■ **Goal of the exercise**
Print the listing in its entirety and exactly, leaving out images.

■ **Task input**
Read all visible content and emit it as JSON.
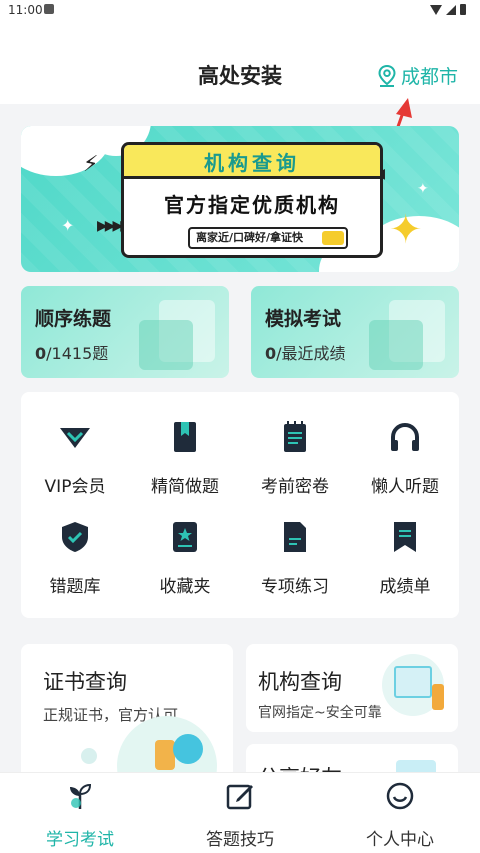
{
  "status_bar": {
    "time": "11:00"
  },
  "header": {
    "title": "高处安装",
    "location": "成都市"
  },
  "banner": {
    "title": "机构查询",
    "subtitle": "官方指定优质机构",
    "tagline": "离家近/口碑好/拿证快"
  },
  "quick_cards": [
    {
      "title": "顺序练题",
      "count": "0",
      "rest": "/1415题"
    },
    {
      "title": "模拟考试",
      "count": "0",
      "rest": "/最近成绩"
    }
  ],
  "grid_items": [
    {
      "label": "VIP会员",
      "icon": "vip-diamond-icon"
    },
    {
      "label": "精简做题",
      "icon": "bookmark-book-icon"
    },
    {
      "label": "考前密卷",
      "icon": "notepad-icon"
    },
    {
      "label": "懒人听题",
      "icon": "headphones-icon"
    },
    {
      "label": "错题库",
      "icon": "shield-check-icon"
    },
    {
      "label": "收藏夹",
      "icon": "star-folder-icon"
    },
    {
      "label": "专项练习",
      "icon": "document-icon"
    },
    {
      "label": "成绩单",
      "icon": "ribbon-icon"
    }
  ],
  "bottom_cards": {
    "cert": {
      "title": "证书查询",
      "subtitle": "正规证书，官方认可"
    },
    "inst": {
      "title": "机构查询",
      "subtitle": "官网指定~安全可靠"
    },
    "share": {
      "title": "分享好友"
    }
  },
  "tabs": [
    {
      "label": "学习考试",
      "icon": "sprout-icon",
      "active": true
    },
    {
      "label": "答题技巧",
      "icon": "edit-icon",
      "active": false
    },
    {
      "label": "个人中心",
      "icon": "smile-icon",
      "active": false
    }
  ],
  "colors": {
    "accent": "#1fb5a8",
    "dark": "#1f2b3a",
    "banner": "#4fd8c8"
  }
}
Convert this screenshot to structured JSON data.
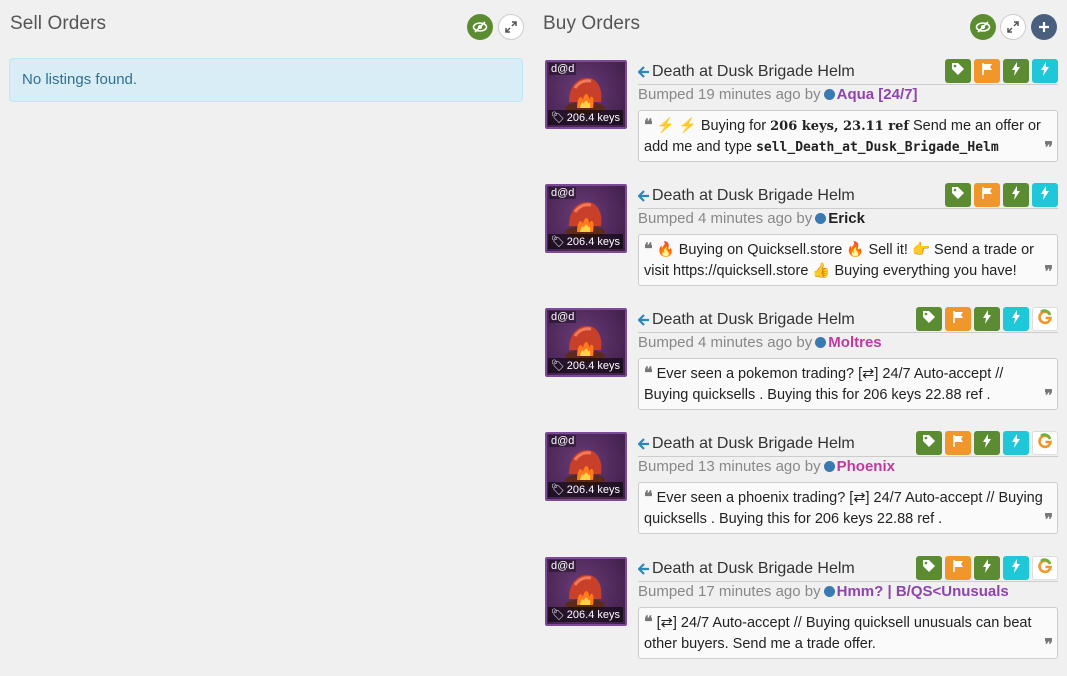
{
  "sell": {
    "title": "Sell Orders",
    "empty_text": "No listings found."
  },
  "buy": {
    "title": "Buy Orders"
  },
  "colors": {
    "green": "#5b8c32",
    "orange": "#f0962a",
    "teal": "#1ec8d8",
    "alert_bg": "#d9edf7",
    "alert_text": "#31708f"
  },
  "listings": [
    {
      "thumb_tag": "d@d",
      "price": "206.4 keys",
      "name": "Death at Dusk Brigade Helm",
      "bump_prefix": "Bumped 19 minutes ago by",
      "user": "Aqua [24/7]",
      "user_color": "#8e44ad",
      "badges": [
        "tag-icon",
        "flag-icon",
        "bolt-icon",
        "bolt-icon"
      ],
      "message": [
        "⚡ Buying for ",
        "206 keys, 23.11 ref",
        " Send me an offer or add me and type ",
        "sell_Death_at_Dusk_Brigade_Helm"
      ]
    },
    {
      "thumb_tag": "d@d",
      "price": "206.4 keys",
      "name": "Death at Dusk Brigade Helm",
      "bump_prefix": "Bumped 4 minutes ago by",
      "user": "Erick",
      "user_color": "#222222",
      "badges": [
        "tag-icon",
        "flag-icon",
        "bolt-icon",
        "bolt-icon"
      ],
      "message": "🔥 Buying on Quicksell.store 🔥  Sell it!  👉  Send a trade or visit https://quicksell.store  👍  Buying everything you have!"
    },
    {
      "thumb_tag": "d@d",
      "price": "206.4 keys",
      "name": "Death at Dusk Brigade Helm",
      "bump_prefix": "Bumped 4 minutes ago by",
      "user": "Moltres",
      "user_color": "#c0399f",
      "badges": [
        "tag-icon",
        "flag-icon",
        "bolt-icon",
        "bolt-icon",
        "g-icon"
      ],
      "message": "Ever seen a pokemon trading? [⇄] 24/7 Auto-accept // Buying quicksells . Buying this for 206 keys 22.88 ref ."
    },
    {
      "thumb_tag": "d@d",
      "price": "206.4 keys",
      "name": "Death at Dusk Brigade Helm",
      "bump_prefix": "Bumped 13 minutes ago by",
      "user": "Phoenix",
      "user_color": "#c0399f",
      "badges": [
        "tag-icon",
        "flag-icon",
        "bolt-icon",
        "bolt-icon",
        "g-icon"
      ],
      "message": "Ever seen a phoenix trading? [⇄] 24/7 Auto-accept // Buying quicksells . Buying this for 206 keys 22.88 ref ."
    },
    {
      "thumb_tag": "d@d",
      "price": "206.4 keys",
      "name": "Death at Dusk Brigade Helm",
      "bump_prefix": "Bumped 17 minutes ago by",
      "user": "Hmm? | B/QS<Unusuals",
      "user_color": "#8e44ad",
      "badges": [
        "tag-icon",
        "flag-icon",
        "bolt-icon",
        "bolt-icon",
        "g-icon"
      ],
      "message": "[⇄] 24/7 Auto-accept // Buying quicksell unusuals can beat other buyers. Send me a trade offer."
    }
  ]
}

■ **Output for this exercise**
Read all visible content and emit it as JSON.
{
  "status_bar": {
    "time": "11:00"
  },
  "header": {
    "title": "高处安装",
    "location": "成都市"
  },
  "banner": {
    "title": "机构查询",
    "subtitle": "官方指定优质机构",
    "tagline": "离家近/口碑好/拿证快"
  },
  "quick_cards": [
    {
      "title": "顺序练题",
      "count": "0",
      "rest": "/1415题"
    },
    {
      "title": "模拟考试",
      "count": "0",
      "rest": "/最近成绩"
    }
  ],
  "grid_items": [
    {
      "label": "VIP会员",
      "icon": "vip-diamond-icon"
    },
    {
      "label": "精简做题",
      "icon": "bookmark-book-icon"
    },
    {
      "label": "考前密卷",
      "icon": "notepad-icon"
    },
    {
      "label": "懒人听题",
      "icon": "headphones-icon"
    },
    {
      "label": "错题库",
      "icon": "shield-check-icon"
    },
    {
      "label": "收藏夹",
      "icon": "star-folder-icon"
    },
    {
      "label": "专项练习",
      "icon": "document-icon"
    },
    {
      "label": "成绩单",
      "icon": "ribbon-icon"
    }
  ],
  "bottom_cards": {
    "cert": {
      "title": "证书查询",
      "subtitle": "正规证书，官方认可"
    },
    "inst": {
      "title": "机构查询",
      "subtitle": "官网指定~安全可靠"
    },
    "share": {
      "title": "分享好友"
    }
  },
  "tabs": [
    {
      "label": "学习考试",
      "icon": "sprout-icon",
      "active": true
    },
    {
      "label": "答题技巧",
      "icon": "edit-icon",
      "active": false
    },
    {
      "label": "个人中心",
      "icon": "smile-icon",
      "active": false
    }
  ],
  "colors": {
    "accent": "#1fb5a8",
    "dark": "#1f2b3a",
    "banner": "#4fd8c8"
  }
}
Convert this screenshot to structured JSON data.
{
  "sell": {
    "title": "Sell Orders",
    "empty_text": "No listings found."
  },
  "buy": {
    "title": "Buy Orders"
  },
  "colors": {
    "green": "#5b8c32",
    "orange": "#f0962a",
    "teal": "#1ec8d8",
    "alert_bg": "#d9edf7",
    "alert_text": "#31708f"
  },
  "listings": [
    {
      "thumb_tag": "d@d",
      "price": "206.4 keys",
      "name": "Death at Dusk Brigade Helm",
      "bump_prefix": "Bumped 19 minutes ago by",
      "user": "Aqua [24/7]",
      "user_color": "#8e44ad",
      "badges": [
        "tag-icon",
        "flag-icon",
        "bolt-icon",
        "bolt-icon"
      ],
      "message": [
        "⚡ Buying for ",
        "206 keys, 23.11 ref",
        " Send me an offer or add me and type ",
        "sell_Death_at_Dusk_Brigade_Helm"
      ]
    },
    {
      "thumb_tag": "d@d",
      "price": "206.4 keys",
      "name": "Death at Dusk Brigade Helm",
      "bump_prefix": "Bumped 4 minutes ago by",
      "user": "Erick",
      "user_color": "#222222",
      "badges": [
        "tag-icon",
        "flag-icon",
        "bolt-icon",
        "bolt-icon"
      ],
      "message": "🔥 Buying on Quicksell.store 🔥  Sell it!  👉  Send a trade or visit https://quicksell.store  👍  Buying everything you have!"
    },
    {
      "thumb_tag": "d@d",
      "price": "206.4 keys",
      "name": "Death at Dusk Brigade Helm",
      "bump_prefix": "Bumped 4 minutes ago by",
      "user": "Moltres",
      "user_color": "#c0399f",
      "badges": [
        "tag-icon",
        "flag-icon",
        "bolt-icon",
        "bolt-icon",
        "g-icon"
      ],
      "message": "Ever seen a pokemon trading? [⇄] 24/7 Auto-accept // Buying quicksells . Buying this for 206 keys 22.88 ref ."
    },
    {
      "thumb_tag": "d@d",
      "price": "206.4 keys",
      "name": "Death at Dusk Brigade Helm",
      "bump_prefix": "Bumped 13 minutes ago by",
      "user": "Phoenix",
      "user_color": "#c0399f",
      "badges": [
        "tag-icon",
        "flag-icon",
        "bolt-icon",
        "bolt-icon",
        "g-icon"
      ],
      "message": "Ever seen a phoenix trading? [⇄] 24/7 Auto-accept // Buying quicksells . Buying this for 206 keys 22.88 ref ."
    },
    {
      "thumb_tag": "d@d",
      "price": "206.4 keys",
      "name": "Death at Dusk Brigade Helm",
      "bump_prefix": "Bumped 17 minutes ago by",
      "user": "Hmm? | B/QS<Unusuals",
      "user_color": "#8e44ad",
      "badges": [
        "tag-icon",
        "flag-icon",
        "bolt-icon",
        "bolt-icon",
        "g-icon"
      ],
      "message": "[⇄] 24/7 Auto-accept // Buying quicksell unusuals can beat other buyers. Send me a trade offer."
    }
  ]
}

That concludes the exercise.